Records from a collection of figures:
******

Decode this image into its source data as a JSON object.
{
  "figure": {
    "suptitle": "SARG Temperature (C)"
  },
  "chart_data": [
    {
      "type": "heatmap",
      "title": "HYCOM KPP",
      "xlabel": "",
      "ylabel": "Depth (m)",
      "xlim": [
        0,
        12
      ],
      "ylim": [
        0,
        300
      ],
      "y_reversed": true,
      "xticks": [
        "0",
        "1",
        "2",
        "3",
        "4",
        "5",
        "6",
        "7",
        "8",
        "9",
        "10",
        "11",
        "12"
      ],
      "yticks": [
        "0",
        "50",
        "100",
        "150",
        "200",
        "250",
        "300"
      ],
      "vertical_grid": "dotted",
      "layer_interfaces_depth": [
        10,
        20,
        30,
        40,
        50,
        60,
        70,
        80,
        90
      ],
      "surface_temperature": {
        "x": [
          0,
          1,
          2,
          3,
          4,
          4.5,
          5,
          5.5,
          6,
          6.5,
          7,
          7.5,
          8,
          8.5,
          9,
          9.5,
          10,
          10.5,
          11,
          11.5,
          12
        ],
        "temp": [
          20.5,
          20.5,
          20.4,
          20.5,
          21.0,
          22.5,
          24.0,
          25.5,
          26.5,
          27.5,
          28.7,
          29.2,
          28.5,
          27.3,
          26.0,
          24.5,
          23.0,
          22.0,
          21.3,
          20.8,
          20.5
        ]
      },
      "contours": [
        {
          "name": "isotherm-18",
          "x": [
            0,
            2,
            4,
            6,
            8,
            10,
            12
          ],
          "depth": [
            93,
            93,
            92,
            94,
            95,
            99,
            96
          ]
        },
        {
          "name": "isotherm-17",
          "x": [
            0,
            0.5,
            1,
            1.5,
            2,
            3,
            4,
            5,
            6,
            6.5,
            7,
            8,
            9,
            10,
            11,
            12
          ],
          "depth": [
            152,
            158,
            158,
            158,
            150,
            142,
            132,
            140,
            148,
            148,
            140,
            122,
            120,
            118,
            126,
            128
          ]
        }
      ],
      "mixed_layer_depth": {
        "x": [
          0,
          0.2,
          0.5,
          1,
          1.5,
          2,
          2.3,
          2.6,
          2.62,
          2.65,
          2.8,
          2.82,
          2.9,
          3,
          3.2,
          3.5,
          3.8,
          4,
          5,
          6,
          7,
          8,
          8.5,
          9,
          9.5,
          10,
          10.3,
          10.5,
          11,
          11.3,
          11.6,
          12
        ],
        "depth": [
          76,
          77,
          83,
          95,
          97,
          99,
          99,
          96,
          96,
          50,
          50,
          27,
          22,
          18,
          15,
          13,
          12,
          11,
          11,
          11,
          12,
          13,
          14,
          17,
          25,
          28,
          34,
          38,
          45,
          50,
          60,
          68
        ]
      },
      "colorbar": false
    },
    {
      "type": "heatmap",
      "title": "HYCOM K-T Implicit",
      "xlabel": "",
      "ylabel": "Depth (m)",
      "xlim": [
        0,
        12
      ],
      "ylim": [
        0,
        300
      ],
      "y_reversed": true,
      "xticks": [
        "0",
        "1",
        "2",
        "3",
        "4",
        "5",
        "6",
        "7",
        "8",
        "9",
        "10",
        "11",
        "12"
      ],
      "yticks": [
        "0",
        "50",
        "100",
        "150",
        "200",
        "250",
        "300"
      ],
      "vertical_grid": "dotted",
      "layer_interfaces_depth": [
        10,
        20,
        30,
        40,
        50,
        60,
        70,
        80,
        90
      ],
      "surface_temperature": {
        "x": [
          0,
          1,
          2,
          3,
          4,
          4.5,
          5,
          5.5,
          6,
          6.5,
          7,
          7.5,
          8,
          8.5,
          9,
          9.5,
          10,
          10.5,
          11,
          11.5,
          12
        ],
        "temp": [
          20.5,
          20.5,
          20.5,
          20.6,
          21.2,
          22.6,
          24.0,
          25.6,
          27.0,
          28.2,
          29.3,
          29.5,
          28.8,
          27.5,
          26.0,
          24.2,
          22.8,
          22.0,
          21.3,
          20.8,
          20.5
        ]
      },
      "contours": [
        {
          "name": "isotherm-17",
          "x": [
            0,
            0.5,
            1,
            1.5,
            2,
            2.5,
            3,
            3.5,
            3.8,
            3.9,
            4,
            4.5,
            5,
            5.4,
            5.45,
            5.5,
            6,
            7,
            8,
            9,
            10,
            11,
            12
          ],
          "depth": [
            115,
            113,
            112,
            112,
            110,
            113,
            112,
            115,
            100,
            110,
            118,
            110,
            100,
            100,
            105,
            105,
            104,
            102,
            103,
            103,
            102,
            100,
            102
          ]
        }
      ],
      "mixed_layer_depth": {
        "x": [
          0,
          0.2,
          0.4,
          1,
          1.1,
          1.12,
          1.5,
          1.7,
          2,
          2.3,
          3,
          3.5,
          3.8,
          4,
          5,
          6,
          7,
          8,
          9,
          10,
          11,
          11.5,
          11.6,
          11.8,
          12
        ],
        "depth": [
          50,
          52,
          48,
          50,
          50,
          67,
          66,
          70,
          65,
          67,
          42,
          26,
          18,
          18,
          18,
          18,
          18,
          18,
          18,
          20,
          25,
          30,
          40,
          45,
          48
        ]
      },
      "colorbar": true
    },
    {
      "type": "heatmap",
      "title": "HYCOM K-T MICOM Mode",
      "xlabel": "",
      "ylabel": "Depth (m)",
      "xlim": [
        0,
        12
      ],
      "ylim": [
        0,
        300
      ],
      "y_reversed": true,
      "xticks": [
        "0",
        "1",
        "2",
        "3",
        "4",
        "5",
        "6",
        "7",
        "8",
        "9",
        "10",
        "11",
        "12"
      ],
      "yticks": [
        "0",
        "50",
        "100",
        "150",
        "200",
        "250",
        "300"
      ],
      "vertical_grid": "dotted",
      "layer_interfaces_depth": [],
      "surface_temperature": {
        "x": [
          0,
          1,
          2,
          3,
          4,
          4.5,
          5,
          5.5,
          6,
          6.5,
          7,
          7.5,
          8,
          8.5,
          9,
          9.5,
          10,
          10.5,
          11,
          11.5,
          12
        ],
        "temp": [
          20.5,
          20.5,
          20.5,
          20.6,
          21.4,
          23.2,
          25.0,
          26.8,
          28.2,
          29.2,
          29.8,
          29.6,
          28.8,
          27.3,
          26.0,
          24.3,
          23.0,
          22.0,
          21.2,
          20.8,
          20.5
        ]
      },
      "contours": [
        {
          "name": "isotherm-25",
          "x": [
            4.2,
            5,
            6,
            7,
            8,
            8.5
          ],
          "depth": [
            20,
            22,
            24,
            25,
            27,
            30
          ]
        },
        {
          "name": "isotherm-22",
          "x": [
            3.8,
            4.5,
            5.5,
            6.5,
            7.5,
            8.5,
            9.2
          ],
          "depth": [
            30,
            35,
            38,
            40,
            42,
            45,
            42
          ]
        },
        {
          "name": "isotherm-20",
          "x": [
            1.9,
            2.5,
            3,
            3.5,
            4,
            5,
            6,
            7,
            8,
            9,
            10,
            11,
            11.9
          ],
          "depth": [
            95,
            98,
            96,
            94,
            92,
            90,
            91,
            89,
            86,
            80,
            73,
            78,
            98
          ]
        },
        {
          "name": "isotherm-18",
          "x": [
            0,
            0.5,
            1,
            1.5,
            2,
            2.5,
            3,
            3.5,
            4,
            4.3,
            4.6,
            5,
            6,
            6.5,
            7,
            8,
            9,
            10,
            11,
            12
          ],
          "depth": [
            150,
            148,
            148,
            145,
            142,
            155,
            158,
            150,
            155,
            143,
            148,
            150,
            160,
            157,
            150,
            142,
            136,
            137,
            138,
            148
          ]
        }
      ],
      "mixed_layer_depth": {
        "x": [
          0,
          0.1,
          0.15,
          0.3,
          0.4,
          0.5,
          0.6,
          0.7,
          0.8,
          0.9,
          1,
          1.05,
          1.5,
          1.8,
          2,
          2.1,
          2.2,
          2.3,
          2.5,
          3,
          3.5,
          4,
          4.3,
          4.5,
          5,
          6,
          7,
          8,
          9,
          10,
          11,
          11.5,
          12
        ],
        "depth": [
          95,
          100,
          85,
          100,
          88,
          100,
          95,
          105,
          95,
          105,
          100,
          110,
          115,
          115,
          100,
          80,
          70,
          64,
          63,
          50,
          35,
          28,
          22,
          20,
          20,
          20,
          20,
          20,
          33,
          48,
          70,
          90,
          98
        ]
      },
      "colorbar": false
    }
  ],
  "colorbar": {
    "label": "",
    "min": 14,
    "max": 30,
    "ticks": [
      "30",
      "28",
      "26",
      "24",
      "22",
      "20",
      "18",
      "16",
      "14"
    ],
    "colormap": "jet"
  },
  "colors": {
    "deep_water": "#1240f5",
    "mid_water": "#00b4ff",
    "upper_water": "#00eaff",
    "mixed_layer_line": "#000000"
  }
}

******

Copy every line of the listing that contains the word "HYCOM".

CORRECT RESPONSE:
      "title": "HYCOM KPP",
      "title": "HYCOM K-T Implicit",
      "title": "HYCOM K-T MICOM Mode",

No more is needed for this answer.